* Dataset extract
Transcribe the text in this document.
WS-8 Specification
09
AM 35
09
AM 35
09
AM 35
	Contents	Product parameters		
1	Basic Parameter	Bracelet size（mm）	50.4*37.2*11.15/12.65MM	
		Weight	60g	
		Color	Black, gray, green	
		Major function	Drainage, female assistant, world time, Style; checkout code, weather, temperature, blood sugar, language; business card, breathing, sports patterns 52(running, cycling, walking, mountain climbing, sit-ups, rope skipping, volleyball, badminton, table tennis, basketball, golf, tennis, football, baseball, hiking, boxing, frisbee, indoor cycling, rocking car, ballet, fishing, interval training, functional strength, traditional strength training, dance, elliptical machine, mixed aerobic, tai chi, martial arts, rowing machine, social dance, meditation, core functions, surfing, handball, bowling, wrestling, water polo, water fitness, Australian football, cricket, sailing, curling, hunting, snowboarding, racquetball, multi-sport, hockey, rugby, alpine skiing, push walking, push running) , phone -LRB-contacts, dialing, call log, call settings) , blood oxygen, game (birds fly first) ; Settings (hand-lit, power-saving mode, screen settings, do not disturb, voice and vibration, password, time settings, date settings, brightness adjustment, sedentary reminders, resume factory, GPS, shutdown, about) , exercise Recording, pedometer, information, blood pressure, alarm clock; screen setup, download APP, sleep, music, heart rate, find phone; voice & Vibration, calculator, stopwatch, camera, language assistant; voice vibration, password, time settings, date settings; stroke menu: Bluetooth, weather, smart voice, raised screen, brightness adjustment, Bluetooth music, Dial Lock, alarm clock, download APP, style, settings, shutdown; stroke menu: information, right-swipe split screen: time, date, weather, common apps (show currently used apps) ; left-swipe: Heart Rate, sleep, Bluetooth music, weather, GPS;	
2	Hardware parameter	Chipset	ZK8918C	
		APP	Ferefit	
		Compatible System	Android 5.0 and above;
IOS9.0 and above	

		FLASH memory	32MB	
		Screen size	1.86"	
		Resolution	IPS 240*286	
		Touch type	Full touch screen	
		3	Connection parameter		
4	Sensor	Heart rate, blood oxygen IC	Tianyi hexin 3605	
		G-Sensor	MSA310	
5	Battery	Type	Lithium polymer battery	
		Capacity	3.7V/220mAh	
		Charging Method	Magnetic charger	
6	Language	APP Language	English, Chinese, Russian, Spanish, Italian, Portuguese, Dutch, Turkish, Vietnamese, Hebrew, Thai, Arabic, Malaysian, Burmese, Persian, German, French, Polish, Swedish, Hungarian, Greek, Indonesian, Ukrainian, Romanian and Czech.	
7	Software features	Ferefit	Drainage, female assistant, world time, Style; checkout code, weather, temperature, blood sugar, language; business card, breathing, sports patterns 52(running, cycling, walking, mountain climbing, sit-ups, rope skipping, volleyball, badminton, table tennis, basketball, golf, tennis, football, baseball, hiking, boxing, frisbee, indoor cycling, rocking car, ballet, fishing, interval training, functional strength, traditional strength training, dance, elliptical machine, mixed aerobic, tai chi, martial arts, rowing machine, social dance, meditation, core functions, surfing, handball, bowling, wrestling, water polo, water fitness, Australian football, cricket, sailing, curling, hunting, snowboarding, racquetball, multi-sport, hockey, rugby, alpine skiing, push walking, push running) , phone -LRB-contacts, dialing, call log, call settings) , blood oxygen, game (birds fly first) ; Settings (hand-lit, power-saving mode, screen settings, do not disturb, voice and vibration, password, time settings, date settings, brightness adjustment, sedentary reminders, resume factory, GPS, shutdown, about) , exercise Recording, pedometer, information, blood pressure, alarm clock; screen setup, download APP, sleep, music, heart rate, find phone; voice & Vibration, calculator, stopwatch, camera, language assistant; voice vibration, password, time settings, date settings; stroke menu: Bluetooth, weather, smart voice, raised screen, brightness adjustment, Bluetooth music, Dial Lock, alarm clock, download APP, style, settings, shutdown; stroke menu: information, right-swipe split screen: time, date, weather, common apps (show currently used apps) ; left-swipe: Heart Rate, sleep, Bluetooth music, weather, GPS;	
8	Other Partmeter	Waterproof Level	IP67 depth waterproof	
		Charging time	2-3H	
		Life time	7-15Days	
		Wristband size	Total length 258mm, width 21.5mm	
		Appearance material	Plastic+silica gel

* What to do
Show every line from the entries above in which "Charging" appears.

* Output for this task
		Charging Method	Magnetic charger	
		Charging time	2-3H	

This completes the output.